-- start of Data section --

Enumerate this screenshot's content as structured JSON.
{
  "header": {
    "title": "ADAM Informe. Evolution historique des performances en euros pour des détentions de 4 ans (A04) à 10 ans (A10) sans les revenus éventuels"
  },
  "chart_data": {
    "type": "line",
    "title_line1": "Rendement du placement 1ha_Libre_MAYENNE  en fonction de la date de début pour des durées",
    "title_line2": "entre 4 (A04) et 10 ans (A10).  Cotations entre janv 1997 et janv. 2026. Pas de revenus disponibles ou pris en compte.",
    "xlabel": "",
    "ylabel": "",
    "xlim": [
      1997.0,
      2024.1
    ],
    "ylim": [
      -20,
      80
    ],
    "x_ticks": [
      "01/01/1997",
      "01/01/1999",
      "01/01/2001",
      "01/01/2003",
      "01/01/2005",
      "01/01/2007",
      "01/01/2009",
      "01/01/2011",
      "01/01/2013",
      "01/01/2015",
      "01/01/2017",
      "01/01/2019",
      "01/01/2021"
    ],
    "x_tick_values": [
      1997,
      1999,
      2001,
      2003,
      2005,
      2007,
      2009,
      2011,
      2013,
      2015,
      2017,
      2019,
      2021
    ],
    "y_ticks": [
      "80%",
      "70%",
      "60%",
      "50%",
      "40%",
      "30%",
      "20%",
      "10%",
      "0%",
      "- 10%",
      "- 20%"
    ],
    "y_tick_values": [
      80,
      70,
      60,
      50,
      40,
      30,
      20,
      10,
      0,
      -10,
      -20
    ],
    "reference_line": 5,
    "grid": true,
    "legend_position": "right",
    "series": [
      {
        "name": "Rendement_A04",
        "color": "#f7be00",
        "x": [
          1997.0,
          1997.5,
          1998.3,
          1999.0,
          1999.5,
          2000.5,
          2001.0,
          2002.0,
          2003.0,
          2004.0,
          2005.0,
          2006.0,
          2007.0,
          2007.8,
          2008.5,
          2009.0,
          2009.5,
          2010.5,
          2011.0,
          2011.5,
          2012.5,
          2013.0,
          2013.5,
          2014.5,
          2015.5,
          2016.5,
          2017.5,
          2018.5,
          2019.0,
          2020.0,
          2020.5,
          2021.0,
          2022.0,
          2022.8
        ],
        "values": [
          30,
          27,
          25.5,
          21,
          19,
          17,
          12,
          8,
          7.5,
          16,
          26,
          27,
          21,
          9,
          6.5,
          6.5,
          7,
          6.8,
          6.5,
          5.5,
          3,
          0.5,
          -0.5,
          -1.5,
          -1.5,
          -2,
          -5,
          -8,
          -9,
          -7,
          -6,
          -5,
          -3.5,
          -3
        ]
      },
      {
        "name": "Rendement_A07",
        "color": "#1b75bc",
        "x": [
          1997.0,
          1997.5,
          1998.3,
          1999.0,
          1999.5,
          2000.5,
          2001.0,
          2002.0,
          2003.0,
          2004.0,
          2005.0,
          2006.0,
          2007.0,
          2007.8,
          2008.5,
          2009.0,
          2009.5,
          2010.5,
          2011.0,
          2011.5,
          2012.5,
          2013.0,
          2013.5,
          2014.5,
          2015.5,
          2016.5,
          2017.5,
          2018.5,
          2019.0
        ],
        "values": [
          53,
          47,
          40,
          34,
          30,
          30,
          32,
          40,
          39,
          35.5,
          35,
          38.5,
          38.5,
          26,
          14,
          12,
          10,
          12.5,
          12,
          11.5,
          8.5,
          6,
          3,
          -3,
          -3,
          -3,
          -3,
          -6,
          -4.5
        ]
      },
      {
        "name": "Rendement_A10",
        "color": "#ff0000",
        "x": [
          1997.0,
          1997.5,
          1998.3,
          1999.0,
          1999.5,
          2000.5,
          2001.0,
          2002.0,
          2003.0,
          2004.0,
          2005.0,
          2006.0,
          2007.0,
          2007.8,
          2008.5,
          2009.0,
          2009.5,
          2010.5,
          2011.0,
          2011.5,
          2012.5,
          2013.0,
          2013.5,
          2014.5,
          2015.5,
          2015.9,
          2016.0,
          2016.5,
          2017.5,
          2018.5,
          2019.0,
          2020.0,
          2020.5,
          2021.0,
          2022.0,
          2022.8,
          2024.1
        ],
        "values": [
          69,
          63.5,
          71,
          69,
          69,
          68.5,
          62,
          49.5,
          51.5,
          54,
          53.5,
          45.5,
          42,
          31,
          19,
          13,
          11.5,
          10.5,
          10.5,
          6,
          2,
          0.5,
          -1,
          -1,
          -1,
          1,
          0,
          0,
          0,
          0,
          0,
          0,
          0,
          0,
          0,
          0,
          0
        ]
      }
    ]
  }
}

-- end of Data section --

— Task requirements —
Which lines contain "revenus"? Show each of them.

— Expected answer —
    "title": "ADAM Informe. Evolution historique des performances en euros pour des détentions de 4 ans (A04) à 10 ans (A10) sans les revenus éventuels"
    "title_line2": "entre 4 (A04) et 10 ans (A10).  Cotations entre janv 1997 et janv. 2026. Pas de revenus disponibles ou pris en compte.",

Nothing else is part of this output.